Data extracted from a collection

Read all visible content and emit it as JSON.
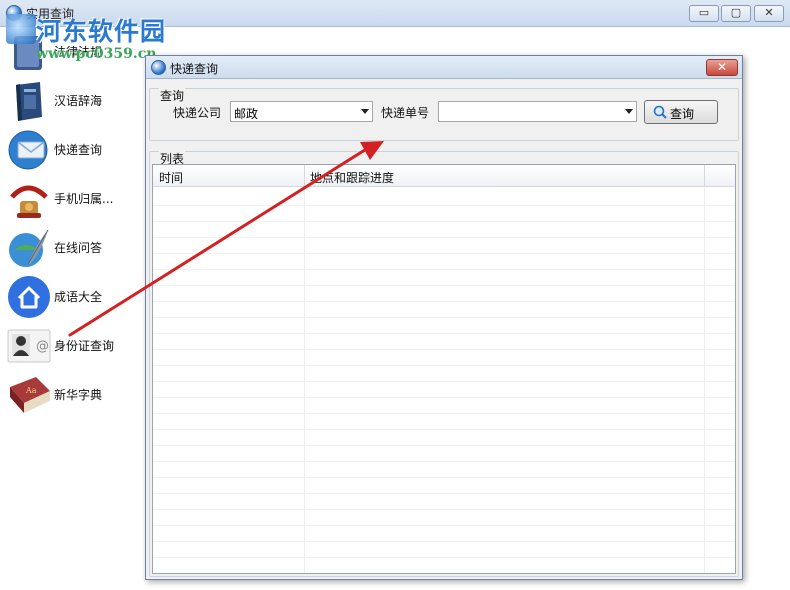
{
  "window": {
    "title": "实用查询",
    "controls": {
      "minimize": "▭",
      "maximize": "▢",
      "close": "✕"
    }
  },
  "watermark": {
    "title": "河东软件园",
    "url": "www.pc0359.cn"
  },
  "sidebar": {
    "items": [
      {
        "label": "法律法规",
        "icon": "law-book-icon"
      },
      {
        "label": "汉语辞海",
        "icon": "dictionary-book-icon"
      },
      {
        "label": "快递查询",
        "icon": "express-mail-icon"
      },
      {
        "label": "手机归属...",
        "icon": "phone-icon"
      },
      {
        "label": "在线问答",
        "icon": "feather-globe-icon"
      },
      {
        "label": "成语大全",
        "icon": "home-icon"
      },
      {
        "label": "身份证查询",
        "icon": "id-card-icon"
      },
      {
        "label": "新华字典",
        "icon": "xinhua-dictionary-icon"
      }
    ]
  },
  "dialog": {
    "title": "快递查询",
    "close": "✕",
    "query_group": {
      "label": "查询",
      "company_label": "快递公司",
      "company_value": "邮政",
      "tracking_label": "快递单号",
      "tracking_value": "",
      "query_button": "查询"
    },
    "list_group": {
      "label": "列表",
      "columns": [
        "时间",
        "地点和跟踪进度"
      ]
    }
  },
  "colors": {
    "annotation_arrow": "#d42020",
    "sidebar_selected_icon": "#2f6fe0"
  }
}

WHAT TO PRODUCE ▸
Count the lines above in which the word "book" appears, then state only that count.

RESPONSE ▸
2